* [Exercise requirements]: Reproduce the listing below exactly. Pictures do not belong in the copy.

begin Data for processing

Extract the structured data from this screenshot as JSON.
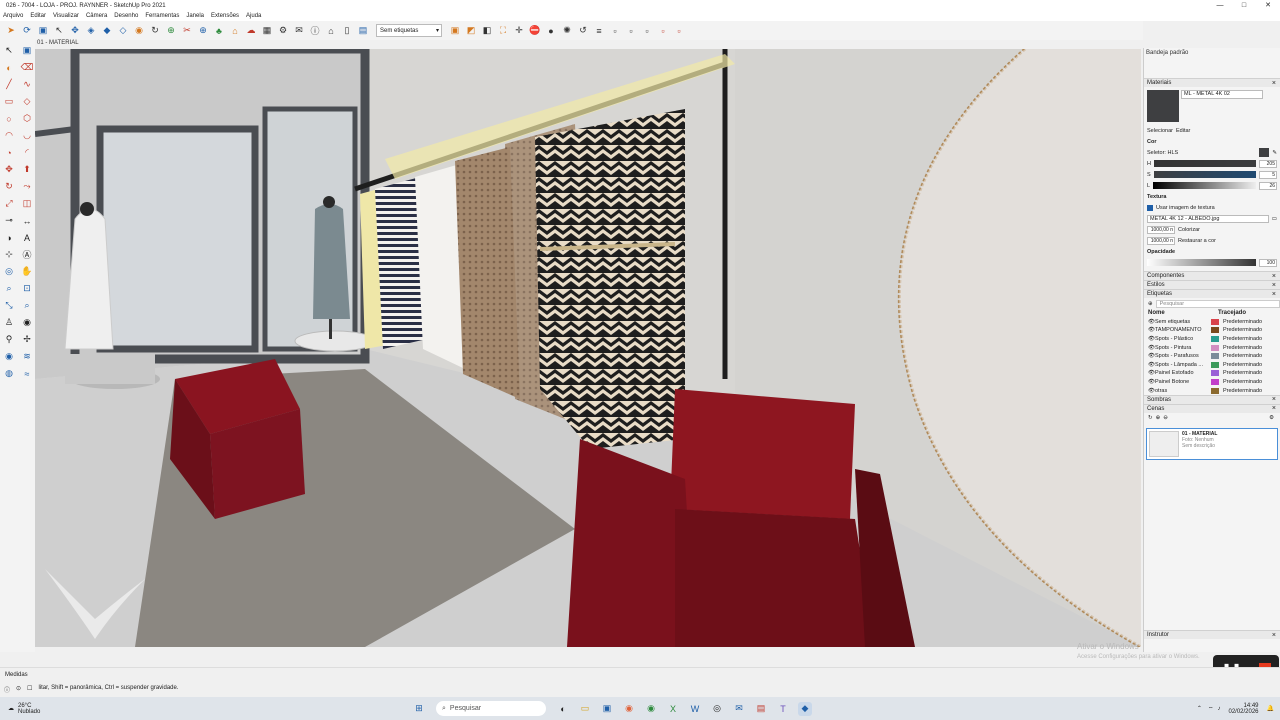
{
  "window": {
    "title": "026 - 7004 - LOJA - PROJ. RAYNNER - SketchUp Pro 2021",
    "min": "—",
    "max": "□",
    "close": "✕"
  },
  "menu": [
    "Arquivo",
    "Editar",
    "Visualizar",
    "Câmera",
    "Desenho",
    "Ferramentas",
    "Janela",
    "Extensões",
    "Ajuda"
  ],
  "toolbar": {
    "tag_selector": "Sem etiquetas"
  },
  "scene_tab": "01 - MATERIAL",
  "tray": {
    "title": "Bandeja padrão",
    "materials_header": "Materiais",
    "material_name": "ML - METAL 4K 02",
    "select_label": "Selecionar",
    "edit_label": "Editar",
    "color_label": "Cor",
    "selector_label": "Seletor: HLS",
    "h_value": "205",
    "s_value": "5",
    "l_value": "26",
    "texture_label": "Textura",
    "use_texture": "Usar imagem de textura",
    "texture_file": "METAL 4K 12 - ALBEDO.jpg",
    "tex_w": "1000,00 n",
    "tex_h": "1000,00 n",
    "colorize": "Colorizar",
    "restore_color": "Restaurar a cor",
    "opacity_label": "Opacidade",
    "opacity_value": "100",
    "components": "Componentes",
    "styles": "Estilos",
    "tags": "Etiquetas",
    "search_placeholder": "Pesquisar",
    "col_name": "Nome",
    "col_dash": "Tracejado",
    "tag_rows": [
      {
        "name": "Sem etiquetas",
        "dash": "Predeterminado",
        "color": "#d9434b"
      },
      {
        "name": "TAMPONAMENTO",
        "dash": "Predeterminado",
        "color": "#7a4a1d"
      },
      {
        "name": "Spots - Plástico",
        "dash": "Predeterminado",
        "color": "#2a9d8f"
      },
      {
        "name": "Spots - Pintura",
        "dash": "Predeterminado",
        "color": "#d28ec1"
      },
      {
        "name": "Spots - Parafusos",
        "dash": "Predeterminado",
        "color": "#7c8c9a"
      },
      {
        "name": "Spots - Lâmpada ...",
        "dash": "Predeterminado",
        "color": "#3b9a5a"
      },
      {
        "name": "Painel Estofado",
        "dash": "Predeterminado",
        "color": "#9a5fd6"
      },
      {
        "name": "Painel Botone",
        "dash": "Predeterminado",
        "color": "#c23fc9"
      },
      {
        "name": "otras",
        "dash": "Predeterminado",
        "color": "#8b6a2e"
      }
    ],
    "shadows": "Sombras",
    "scenes": "Cenas",
    "scene_card": {
      "name": "01 - MATERIAL",
      "line1": "Foto: Nenhum",
      "line2": "Sem descrição"
    },
    "instructor": "Instrutor"
  },
  "status": {
    "measures_label": "Medidas",
    "hint": "litar, Shift = panorâmica, Ctrl = suspender gravidade."
  },
  "watermark": {
    "line1": "Ativar o Windows",
    "line2": "Acesse Configurações para ativar o Windows."
  },
  "taskbar": {
    "weather_temp": "26°C",
    "weather_desc": "Nublado",
    "search": "Pesquisar",
    "time": "14:49",
    "date": "02/02/2026"
  },
  "colors": {
    "armchair": "#8e1620",
    "rug": "#8b8781",
    "floor": "#cfcfcf",
    "accent": "#1f5fa8"
  }
}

end Data for processing

* [Result]:
Extract the structured data from this screenshot as JSON.
{
  "window": {
    "title": "026 - 7004 - LOJA - PROJ. RAYNNER - SketchUp Pro 2021",
    "min": "—",
    "max": "□",
    "close": "✕"
  },
  "menu": [
    "Arquivo",
    "Editar",
    "Visualizar",
    "Câmera",
    "Desenho",
    "Ferramentas",
    "Janela",
    "Extensões",
    "Ajuda"
  ],
  "toolbar": {
    "tag_selector": "Sem etiquetas"
  },
  "scene_tab": "01 - MATERIAL",
  "tray": {
    "title": "Bandeja padrão",
    "materials_header": "Materiais",
    "material_name": "ML - METAL 4K 02",
    "select_label": "Selecionar",
    "edit_label": "Editar",
    "color_label": "Cor",
    "selector_label": "Seletor: HLS",
    "h_value": "205",
    "s_value": "5",
    "l_value": "26",
    "texture_label": "Textura",
    "use_texture": "Usar imagem de textura",
    "texture_file": "METAL 4K 12 - ALBEDO.jpg",
    "tex_w": "1000,00 n",
    "tex_h": "1000,00 n",
    "colorize": "Colorizar",
    "restore_color": "Restaurar a cor",
    "opacity_label": "Opacidade",
    "opacity_value": "100",
    "components": "Componentes",
    "styles": "Estilos",
    "tags": "Etiquetas",
    "search_placeholder": "Pesquisar",
    "col_name": "Nome",
    "col_dash": "Tracejado",
    "tag_rows": [
      {
        "name": "Sem etiquetas",
        "dash": "Predeterminado",
        "color": "#d9434b"
      },
      {
        "name": "TAMPONAMENTO",
        "dash": "Predeterminado",
        "color": "#7a4a1d"
      },
      {
        "name": "Spots - Plástico",
        "dash": "Predeterminado",
        "color": "#2a9d8f"
      },
      {
        "name": "Spots - Pintura",
        "dash": "Predeterminado",
        "color": "#d28ec1"
      },
      {
        "name": "Spots - Parafusos",
        "dash": "Predeterminado",
        "color": "#7c8c9a"
      },
      {
        "name": "Spots - Lâmpada ...",
        "dash": "Predeterminado",
        "color": "#3b9a5a"
      },
      {
        "name": "Painel Estofado",
        "dash": "Predeterminado",
        "color": "#9a5fd6"
      },
      {
        "name": "Painel Botone",
        "dash": "Predeterminado",
        "color": "#c23fc9"
      },
      {
        "name": "otras",
        "dash": "Predeterminado",
        "color": "#8b6a2e"
      }
    ],
    "shadows": "Sombras",
    "scenes": "Cenas",
    "scene_card": {
      "name": "01 - MATERIAL",
      "line1": "Foto: Nenhum",
      "line2": "Sem descrição"
    },
    "instructor": "Instrutor"
  },
  "status": {
    "measures_label": "Medidas",
    "hint": "litar, Shift = panorâmica, Ctrl = suspender gravidade."
  },
  "watermark": {
    "line1": "Ativar o Windows",
    "line2": "Acesse Configurações para ativar o Windows."
  },
  "taskbar": {
    "weather_temp": "26°C",
    "weather_desc": "Nublado",
    "search": "Pesquisar",
    "time": "14:49",
    "date": "02/02/2026"
  },
  "colors": {
    "armchair": "#8e1620",
    "rug": "#8b8781",
    "floor": "#cfcfcf",
    "accent": "#1f5fa8"
  }
}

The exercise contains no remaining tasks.